-- START PROVIDED ENTRIES --

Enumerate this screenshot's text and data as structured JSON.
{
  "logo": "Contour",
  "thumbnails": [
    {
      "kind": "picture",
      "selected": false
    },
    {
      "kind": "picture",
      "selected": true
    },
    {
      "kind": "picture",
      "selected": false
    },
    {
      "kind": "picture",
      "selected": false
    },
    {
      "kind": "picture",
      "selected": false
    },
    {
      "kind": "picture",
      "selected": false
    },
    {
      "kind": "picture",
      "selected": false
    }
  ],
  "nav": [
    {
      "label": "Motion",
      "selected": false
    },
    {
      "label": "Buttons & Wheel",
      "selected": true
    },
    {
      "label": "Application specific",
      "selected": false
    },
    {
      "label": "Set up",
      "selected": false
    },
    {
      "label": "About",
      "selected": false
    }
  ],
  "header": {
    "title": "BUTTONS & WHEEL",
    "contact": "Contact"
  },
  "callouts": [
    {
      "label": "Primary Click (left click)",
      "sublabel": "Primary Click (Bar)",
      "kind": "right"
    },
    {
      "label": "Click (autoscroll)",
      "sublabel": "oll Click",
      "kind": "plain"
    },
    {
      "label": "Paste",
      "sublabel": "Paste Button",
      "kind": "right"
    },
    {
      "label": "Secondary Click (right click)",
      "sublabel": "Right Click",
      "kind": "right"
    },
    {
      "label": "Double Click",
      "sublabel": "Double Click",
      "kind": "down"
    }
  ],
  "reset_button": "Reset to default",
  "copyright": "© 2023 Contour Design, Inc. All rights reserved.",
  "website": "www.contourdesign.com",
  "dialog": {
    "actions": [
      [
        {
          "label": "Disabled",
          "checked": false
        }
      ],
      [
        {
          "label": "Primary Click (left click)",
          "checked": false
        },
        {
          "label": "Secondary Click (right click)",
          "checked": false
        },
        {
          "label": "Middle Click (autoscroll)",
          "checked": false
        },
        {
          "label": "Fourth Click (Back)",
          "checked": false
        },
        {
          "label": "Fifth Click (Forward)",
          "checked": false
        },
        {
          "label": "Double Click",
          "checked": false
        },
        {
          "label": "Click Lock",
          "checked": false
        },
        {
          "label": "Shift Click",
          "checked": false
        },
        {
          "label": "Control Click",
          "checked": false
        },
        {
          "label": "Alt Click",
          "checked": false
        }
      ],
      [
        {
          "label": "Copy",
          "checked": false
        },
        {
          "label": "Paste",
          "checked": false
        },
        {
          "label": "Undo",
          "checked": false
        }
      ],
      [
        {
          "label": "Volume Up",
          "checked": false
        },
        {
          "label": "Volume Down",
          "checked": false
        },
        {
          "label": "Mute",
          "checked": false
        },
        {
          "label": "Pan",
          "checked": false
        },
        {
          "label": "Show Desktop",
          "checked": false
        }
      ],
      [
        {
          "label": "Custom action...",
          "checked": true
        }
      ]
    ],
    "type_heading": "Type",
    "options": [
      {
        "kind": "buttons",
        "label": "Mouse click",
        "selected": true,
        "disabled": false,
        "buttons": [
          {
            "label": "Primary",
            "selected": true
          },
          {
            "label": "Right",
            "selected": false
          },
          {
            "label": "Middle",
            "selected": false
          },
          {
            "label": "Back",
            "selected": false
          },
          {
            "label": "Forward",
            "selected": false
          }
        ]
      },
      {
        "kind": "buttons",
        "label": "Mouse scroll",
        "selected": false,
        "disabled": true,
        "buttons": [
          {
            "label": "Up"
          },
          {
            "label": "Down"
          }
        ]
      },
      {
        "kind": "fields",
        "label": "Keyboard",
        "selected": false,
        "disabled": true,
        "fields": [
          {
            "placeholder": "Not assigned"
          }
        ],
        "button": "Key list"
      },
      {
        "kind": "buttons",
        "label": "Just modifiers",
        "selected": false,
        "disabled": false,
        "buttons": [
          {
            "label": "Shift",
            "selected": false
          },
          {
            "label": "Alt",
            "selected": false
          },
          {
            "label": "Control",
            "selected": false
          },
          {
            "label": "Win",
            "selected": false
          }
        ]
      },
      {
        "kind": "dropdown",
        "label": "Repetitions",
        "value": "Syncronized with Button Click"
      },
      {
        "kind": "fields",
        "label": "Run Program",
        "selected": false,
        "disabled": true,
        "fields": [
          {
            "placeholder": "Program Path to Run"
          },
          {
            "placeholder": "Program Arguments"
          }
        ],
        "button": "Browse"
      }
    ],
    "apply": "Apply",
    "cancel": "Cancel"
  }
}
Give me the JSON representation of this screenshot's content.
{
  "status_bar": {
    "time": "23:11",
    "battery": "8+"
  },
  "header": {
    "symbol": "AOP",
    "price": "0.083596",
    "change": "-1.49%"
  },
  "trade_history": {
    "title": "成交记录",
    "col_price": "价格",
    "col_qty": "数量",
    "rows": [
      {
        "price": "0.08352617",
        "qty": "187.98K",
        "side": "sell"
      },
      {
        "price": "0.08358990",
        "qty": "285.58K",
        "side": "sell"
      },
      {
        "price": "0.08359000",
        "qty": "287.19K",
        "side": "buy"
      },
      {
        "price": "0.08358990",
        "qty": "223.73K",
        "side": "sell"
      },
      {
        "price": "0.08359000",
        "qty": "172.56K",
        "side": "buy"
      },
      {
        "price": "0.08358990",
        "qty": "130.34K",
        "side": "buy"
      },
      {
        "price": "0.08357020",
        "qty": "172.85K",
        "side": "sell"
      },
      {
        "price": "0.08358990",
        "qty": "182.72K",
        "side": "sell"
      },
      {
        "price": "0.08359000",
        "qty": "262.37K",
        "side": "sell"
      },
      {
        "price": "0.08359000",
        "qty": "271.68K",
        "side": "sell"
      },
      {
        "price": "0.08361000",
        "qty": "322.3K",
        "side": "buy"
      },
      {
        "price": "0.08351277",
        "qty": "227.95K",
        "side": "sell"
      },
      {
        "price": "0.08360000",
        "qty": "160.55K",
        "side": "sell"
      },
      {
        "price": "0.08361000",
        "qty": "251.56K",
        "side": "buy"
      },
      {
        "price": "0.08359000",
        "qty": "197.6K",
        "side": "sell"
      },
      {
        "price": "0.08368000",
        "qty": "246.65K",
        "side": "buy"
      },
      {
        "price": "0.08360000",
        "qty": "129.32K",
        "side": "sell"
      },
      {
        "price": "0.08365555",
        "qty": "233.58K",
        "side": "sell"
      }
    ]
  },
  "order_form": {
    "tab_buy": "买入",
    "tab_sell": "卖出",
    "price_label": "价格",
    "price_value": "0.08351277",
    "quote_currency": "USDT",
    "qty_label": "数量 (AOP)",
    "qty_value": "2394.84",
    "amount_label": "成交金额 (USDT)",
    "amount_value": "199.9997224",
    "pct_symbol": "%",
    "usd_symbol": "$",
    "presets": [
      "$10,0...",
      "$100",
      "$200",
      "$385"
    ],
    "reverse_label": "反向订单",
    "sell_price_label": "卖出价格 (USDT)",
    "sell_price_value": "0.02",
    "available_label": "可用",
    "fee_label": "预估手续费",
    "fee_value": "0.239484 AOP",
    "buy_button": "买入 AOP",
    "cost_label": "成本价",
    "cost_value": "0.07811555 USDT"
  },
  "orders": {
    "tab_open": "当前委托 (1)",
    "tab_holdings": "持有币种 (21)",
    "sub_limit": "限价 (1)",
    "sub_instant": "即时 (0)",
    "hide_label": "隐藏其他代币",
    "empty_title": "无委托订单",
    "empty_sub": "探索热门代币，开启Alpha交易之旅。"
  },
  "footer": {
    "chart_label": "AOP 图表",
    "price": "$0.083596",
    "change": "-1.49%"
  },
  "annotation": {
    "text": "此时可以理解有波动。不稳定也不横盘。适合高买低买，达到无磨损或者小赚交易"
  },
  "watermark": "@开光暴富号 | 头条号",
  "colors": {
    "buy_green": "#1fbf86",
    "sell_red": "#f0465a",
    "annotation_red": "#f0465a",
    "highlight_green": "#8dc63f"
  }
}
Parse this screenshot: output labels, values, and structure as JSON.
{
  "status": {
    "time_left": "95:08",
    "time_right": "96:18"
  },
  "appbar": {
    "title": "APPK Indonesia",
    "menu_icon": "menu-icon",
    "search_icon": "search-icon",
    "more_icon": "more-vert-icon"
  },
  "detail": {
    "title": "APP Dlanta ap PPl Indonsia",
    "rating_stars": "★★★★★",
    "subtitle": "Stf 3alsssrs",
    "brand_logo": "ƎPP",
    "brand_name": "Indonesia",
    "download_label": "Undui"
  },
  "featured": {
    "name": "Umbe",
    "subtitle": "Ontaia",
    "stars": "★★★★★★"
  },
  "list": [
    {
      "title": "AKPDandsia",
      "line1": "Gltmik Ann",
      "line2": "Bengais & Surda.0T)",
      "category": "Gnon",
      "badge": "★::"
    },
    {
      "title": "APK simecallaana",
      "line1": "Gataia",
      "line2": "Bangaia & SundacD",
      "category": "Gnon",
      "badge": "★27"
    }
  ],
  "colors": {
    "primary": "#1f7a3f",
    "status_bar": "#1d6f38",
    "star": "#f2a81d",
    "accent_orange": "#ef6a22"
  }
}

-- END PROVIDED ENTRIES --

-- TASK REQUIREMENTS --
Using the records above, gather all lines where the string "this" is present.

-- WRITTEN REPLY --
Enumerate this screenshot's text and data as structured JSON.
Give me the JSON representation of this screenshot's content.
Parse this screenshot: output labels, values, and structure as JSON.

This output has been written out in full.